* **The exercise**
Could every line of the data be printed exactly as it reads?

———

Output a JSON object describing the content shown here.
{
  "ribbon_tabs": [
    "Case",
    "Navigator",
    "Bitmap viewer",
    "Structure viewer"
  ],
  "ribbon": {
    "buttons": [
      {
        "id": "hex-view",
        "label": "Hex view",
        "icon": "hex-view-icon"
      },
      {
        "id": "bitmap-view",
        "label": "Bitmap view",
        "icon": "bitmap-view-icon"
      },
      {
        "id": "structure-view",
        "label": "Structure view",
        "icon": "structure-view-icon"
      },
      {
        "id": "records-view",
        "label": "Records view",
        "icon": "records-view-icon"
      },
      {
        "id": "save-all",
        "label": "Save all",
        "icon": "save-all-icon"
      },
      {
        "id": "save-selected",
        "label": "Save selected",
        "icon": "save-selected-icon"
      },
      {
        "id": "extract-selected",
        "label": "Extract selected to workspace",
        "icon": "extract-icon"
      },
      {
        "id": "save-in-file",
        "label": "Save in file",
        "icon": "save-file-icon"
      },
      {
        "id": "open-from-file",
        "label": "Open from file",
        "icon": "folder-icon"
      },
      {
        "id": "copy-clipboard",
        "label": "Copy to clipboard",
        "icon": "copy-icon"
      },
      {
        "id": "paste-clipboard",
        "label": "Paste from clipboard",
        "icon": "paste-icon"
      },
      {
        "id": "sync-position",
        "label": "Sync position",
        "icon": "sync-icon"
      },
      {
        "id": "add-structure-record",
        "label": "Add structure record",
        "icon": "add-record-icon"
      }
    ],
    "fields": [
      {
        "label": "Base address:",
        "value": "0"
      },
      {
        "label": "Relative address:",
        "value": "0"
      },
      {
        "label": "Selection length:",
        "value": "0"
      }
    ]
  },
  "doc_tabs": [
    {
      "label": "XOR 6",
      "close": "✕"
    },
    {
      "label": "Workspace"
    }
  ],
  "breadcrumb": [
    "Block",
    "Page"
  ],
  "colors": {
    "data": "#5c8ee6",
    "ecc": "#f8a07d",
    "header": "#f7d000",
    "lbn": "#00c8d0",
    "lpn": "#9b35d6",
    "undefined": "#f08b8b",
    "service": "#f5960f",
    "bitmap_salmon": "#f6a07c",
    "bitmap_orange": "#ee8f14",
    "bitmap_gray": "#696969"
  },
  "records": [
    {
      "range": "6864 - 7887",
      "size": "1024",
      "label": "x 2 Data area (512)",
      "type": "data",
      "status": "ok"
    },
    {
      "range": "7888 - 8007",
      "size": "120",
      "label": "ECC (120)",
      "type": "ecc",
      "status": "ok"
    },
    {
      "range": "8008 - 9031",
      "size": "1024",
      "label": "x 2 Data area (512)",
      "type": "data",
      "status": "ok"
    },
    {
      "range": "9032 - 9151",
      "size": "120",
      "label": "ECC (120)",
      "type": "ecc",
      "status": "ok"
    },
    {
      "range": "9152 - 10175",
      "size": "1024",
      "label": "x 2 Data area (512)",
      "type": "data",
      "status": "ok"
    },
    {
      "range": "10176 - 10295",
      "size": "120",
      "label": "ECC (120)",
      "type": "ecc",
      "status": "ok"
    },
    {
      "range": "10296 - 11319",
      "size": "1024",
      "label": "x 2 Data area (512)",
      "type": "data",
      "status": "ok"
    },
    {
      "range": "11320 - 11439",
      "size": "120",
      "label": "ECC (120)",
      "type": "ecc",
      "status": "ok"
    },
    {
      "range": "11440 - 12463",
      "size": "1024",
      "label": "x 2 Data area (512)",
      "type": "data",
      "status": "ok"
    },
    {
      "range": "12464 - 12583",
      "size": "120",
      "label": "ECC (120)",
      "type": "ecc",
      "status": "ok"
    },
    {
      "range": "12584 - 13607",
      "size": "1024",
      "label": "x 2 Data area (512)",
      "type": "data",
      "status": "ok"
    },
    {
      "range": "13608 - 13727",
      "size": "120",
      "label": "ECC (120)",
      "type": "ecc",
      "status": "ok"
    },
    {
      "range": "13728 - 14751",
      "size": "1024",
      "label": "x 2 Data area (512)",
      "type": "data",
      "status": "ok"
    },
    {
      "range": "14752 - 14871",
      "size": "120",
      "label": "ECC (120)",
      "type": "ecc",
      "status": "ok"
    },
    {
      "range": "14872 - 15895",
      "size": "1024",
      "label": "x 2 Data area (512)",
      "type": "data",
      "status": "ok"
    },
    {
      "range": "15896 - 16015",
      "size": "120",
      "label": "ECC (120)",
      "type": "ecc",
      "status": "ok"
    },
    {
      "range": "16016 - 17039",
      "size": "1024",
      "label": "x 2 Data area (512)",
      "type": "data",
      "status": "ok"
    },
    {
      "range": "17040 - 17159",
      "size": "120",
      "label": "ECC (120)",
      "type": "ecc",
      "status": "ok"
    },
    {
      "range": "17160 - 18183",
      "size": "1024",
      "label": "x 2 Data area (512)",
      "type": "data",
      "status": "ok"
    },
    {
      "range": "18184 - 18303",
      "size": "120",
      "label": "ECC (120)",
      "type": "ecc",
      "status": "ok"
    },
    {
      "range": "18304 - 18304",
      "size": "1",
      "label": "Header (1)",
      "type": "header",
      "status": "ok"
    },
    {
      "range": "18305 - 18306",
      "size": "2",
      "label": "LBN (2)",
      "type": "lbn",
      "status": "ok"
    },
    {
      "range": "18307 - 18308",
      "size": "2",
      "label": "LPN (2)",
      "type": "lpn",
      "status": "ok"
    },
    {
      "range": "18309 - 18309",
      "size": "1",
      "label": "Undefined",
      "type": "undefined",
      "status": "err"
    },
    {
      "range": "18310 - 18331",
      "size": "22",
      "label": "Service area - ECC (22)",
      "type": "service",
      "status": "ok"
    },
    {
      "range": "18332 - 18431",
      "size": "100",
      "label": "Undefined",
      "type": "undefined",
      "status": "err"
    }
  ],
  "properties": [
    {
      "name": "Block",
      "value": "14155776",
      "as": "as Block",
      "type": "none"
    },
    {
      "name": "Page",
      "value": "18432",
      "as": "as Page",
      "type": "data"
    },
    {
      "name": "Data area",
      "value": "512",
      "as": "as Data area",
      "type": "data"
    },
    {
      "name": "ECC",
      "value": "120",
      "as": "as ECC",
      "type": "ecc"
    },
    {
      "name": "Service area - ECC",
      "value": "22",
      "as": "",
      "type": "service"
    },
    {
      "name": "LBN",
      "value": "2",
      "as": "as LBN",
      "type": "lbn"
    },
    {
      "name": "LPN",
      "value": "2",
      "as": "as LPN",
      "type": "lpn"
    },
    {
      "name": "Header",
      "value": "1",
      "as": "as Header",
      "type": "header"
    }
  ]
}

———

* **Correct result**
Output a JSON object describing the content shown here.
{
  "ribbon_tabs": [
    "Case",
    "Navigator",
    "Bitmap viewer",
    "Structure viewer"
  ],
  "ribbon": {
    "buttons": [
      {
        "id": "hex-view",
        "label": "Hex view",
        "icon": "hex-view-icon"
      },
      {
        "id": "bitmap-view",
        "label": "Bitmap view",
        "icon": "bitmap-view-icon"
      },
      {
        "id": "structure-view",
        "label": "Structure view",
        "icon": "structure-view-icon"
      },
      {
        "id": "records-view",
        "label": "Records view",
        "icon": "records-view-icon"
      },
      {
        "id": "save-all",
        "label": "Save all",
        "icon": "save-all-icon"
      },
      {
        "id": "save-selected",
        "label": "Save selected",
        "icon": "save-selected-icon"
      },
      {
        "id": "extract-selected",
        "label": "Extract selected to workspace",
        "icon": "extract-icon"
      },
      {
        "id": "save-in-file",
        "label": "Save in file",
        "icon": "save-file-icon"
      },
      {
        "id": "open-from-file",
        "label": "Open from file",
        "icon": "folder-icon"
      },
      {
        "id": "copy-clipboard",
        "label": "Copy to clipboard",
        "icon": "copy-icon"
      },
      {
        "id": "paste-clipboard",
        "label": "Paste from clipboard",
        "icon": "paste-icon"
      },
      {
        "id": "sync-position",
        "label": "Sync position",
        "icon": "sync-icon"
      },
      {
        "id": "add-structure-record",
        "label": "Add structure record",
        "icon": "add-record-icon"
      }
    ],
    "fields": [
      {
        "label": "Base address:",
        "value": "0"
      },
      {
        "label": "Relative address:",
        "value": "0"
      },
      {
        "label": "Selection length:",
        "value": "0"
      }
    ]
  },
  "doc_tabs": [
    {
      "label": "XOR 6",
      "close": "✕"
    },
    {
      "label": "Workspace"
    }
  ],
  "breadcrumb": [
    "Block",
    "Page"
  ],
  "colors": {
    "data": "#5c8ee6",
    "ecc": "#f8a07d",
    "header": "#f7d000",
    "lbn": "#00c8d0",
    "lpn": "#9b35d6",
    "undefined": "#f08b8b",
    "service": "#f5960f",
    "bitmap_salmon": "#f6a07c",
    "bitmap_orange": "#ee8f14",
    "bitmap_gray": "#696969"
  },
  "records": [
    {
      "range": "6864 - 7887",
      "size": "1024",
      "label": "x 2 Data area (512)",
      "type": "data",
      "status": "ok"
    },
    {
      "range": "7888 - 8007",
      "size": "120",
      "label": "ECC (120)",
      "type": "ecc",
      "status": "ok"
    },
    {
      "range": "8008 - 9031",
      "size": "1024",
      "label": "x 2 Data area (512)",
      "type": "data",
      "status": "ok"
    },
    {
      "range": "9032 - 9151",
      "size": "120",
      "label": "ECC (120)",
      "type": "ecc",
      "status": "ok"
    },
    {
      "range": "9152 - 10175",
      "size": "1024",
      "label": "x 2 Data area (512)",
      "type": "data",
      "status": "ok"
    },
    {
      "range": "10176 - 10295",
      "size": "120",
      "label": "ECC (120)",
      "type": "ecc",
      "status": "ok"
    },
    {
      "range": "10296 - 11319",
      "size": "1024",
      "label": "x 2 Data area (512)",
      "type": "data",
      "status": "ok"
    },
    {
      "range": "11320 - 11439",
      "size": "120",
      "label": "ECC (120)",
      "type": "ecc",
      "status": "ok"
    },
    {
      "range": "11440 - 12463",
      "size": "1024",
      "label": "x 2 Data area (512)",
      "type": "data",
      "status": "ok"
    },
    {
      "range": "12464 - 12583",
      "size": "120",
      "label": "ECC (120)",
      "type": "ecc",
      "status": "ok"
    },
    {
      "range": "12584 - 13607",
      "size": "1024",
      "label": "x 2 Data area (512)",
      "type": "data",
      "status": "ok"
    },
    {
      "range": "13608 - 13727",
      "size": "120",
      "label": "ECC (120)",
      "type": "ecc",
      "status": "ok"
    },
    {
      "range": "13728 - 14751",
      "size": "1024",
      "label": "x 2 Data area (512)",
      "type": "data",
      "status": "ok"
    },
    {
      "range": "14752 - 14871",
      "size": "120",
      "label": "ECC (120)",
      "type": "ecc",
      "status": "ok"
    },
    {
      "range": "14872 - 15895",
      "size": "1024",
      "label": "x 2 Data area (512)",
      "type": "data",
      "status": "ok"
    },
    {
      "range": "15896 - 16015",
      "size": "120",
      "label": "ECC (120)",
      "type": "ecc",
      "status": "ok"
    },
    {
      "range": "16016 - 17039",
      "size": "1024",
      "label": "x 2 Data area (512)",
      "type": "data",
      "status": "ok"
    },
    {
      "range": "17040 - 17159",
      "size": "120",
      "label": "ECC (120)",
      "type": "ecc",
      "status": "ok"
    },
    {
      "range": "17160 - 18183",
      "size": "1024",
      "label": "x 2 Data area (512)",
      "type": "data",
      "status": "ok"
    },
    {
      "range": "18184 - 18303",
      "size": "120",
      "label": "ECC (120)",
      "type": "ecc",
      "status": "ok"
    },
    {
      "range": "18304 - 18304",
      "size": "1",
      "label": "Header (1)",
      "type": "header",
      "status": "ok"
    },
    {
      "range": "18305 - 18306",
      "size": "2",
      "label": "LBN (2)",
      "type": "lbn",
      "status": "ok"
    },
    {
      "range": "18307 - 18308",
      "size": "2",
      "label": "LPN (2)",
      "type": "lpn",
      "status": "ok"
    },
    {
      "range": "18309 - 18309",
      "size": "1",
      "label": "Undefined",
      "type": "undefined",
      "status": "err"
    },
    {
      "range": "18310 - 18331",
      "size": "22",
      "label": "Service area - ECC (22)",
      "type": "service",
      "status": "ok"
    },
    {
      "range": "18332 - 18431",
      "size": "100",
      "label": "Undefined",
      "type": "undefined",
      "status": "err"
    }
  ],
  "properties": [
    {
      "name": "Block",
      "value": "14155776",
      "as": "as Block",
      "type": "none"
    },
    {
      "name": "Page",
      "value": "18432",
      "as": "as Page",
      "type": "data"
    },
    {
      "name": "Data area",
      "value": "512",
      "as": "as Data area",
      "type": "data"
    },
    {
      "name": "ECC",
      "value": "120",
      "as": "as ECC",
      "type": "ecc"
    },
    {
      "name": "Service area - ECC",
      "value": "22",
      "as": "",
      "type": "service"
    },
    {
      "name": "LBN",
      "value": "2",
      "as": "as LBN",
      "type": "lbn"
    },
    {
      "name": "LPN",
      "value": "2",
      "as": "as LPN",
      "type": "lpn"
    },
    {
      "name": "Header",
      "value": "1",
      "as": "as Header",
      "type": "header"
    }
  ]
}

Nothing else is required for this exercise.